• [What is asked]: Identify every line containing the word "sale" and reproduce each one.

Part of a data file
- - - -

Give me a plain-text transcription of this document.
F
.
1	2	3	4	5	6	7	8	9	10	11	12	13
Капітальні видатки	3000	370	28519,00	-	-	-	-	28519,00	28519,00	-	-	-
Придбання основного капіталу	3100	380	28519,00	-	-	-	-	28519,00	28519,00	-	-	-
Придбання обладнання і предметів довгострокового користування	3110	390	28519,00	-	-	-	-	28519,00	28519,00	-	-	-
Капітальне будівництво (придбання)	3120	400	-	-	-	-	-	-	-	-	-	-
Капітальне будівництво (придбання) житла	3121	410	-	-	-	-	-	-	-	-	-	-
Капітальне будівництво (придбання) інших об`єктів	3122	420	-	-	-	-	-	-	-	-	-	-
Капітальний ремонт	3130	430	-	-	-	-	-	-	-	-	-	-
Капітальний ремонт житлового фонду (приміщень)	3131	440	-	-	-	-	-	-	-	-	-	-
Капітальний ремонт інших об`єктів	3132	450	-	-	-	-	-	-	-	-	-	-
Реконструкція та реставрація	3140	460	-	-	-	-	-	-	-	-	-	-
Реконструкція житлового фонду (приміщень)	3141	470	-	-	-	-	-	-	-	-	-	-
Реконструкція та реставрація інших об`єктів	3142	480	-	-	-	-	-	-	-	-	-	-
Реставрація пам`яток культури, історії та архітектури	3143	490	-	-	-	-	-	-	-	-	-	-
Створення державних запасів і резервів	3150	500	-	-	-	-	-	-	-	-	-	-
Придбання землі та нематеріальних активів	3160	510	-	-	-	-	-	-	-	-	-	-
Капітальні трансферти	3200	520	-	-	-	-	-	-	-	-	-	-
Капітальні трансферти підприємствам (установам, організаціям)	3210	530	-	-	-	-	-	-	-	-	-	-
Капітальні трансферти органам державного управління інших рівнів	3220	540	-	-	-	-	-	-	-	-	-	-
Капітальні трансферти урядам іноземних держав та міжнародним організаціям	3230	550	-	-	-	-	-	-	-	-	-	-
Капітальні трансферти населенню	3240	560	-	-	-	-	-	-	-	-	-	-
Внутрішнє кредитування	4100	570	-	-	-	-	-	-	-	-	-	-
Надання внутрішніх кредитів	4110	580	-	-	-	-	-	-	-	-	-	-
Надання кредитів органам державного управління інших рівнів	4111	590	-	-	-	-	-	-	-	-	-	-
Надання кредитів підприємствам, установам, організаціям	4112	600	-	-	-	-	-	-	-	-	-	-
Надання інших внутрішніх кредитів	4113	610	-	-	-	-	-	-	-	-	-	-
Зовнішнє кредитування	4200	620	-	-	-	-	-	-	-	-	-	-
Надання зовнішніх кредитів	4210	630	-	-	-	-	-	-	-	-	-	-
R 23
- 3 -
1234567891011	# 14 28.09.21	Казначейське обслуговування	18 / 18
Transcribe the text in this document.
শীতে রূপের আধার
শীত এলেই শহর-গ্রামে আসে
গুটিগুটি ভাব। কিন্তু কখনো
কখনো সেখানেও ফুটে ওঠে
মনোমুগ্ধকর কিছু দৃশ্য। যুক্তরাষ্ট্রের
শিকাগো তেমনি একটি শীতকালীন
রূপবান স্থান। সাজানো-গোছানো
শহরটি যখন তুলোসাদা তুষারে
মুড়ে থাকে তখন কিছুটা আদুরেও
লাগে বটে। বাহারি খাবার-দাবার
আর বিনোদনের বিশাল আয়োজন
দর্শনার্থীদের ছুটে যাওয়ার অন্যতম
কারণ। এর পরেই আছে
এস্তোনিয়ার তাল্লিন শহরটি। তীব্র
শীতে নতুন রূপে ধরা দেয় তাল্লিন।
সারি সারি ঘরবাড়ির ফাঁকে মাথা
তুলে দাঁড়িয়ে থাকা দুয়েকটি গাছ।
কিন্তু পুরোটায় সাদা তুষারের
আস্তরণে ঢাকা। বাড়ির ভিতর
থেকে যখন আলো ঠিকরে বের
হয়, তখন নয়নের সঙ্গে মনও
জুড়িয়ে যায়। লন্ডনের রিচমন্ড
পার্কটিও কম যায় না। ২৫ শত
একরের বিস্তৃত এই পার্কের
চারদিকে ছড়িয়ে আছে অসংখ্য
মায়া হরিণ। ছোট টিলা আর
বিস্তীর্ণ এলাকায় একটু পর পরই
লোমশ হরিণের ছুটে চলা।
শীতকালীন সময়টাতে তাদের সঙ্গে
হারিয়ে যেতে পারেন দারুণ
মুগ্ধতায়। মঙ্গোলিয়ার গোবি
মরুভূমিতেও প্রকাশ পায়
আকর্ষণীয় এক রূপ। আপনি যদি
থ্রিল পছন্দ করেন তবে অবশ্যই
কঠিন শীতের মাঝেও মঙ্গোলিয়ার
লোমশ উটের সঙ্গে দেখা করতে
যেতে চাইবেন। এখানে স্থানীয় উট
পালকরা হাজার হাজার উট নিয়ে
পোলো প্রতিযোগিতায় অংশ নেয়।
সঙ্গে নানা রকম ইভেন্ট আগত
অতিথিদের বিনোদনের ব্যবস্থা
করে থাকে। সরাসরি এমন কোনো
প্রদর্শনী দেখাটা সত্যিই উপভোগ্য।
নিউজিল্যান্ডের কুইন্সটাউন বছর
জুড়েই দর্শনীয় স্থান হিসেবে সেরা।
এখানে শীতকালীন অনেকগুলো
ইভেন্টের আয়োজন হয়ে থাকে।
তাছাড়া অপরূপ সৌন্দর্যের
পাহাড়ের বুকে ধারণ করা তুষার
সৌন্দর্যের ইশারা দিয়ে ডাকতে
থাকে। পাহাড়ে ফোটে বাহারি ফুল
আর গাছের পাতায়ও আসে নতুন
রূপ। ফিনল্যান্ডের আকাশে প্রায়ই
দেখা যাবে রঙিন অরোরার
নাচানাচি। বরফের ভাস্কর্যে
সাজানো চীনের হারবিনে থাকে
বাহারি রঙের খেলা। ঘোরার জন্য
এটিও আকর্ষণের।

- - - -

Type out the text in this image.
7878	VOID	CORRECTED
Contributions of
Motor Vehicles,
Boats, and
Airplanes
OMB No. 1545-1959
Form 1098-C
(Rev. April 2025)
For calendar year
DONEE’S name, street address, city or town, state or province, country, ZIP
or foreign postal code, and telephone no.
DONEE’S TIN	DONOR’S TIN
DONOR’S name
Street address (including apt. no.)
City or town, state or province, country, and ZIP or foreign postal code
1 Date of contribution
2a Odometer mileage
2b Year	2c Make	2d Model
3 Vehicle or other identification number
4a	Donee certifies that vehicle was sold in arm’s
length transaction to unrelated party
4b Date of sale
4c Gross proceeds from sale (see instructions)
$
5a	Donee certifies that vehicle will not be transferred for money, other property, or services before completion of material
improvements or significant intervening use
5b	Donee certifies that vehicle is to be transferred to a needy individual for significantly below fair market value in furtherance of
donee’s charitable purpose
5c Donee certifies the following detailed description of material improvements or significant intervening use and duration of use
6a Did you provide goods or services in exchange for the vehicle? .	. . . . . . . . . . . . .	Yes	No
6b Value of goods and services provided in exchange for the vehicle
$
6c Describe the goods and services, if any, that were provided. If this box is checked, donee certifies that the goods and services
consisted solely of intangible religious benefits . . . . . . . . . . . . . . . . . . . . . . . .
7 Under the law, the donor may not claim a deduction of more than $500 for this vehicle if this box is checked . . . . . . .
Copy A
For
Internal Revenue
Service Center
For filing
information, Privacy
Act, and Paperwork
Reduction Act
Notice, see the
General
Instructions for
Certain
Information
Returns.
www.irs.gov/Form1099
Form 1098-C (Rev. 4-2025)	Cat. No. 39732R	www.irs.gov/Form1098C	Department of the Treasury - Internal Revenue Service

- - - -

• [Final result]:
4b Date of sale
4c Gross proceeds from sale (see instructions)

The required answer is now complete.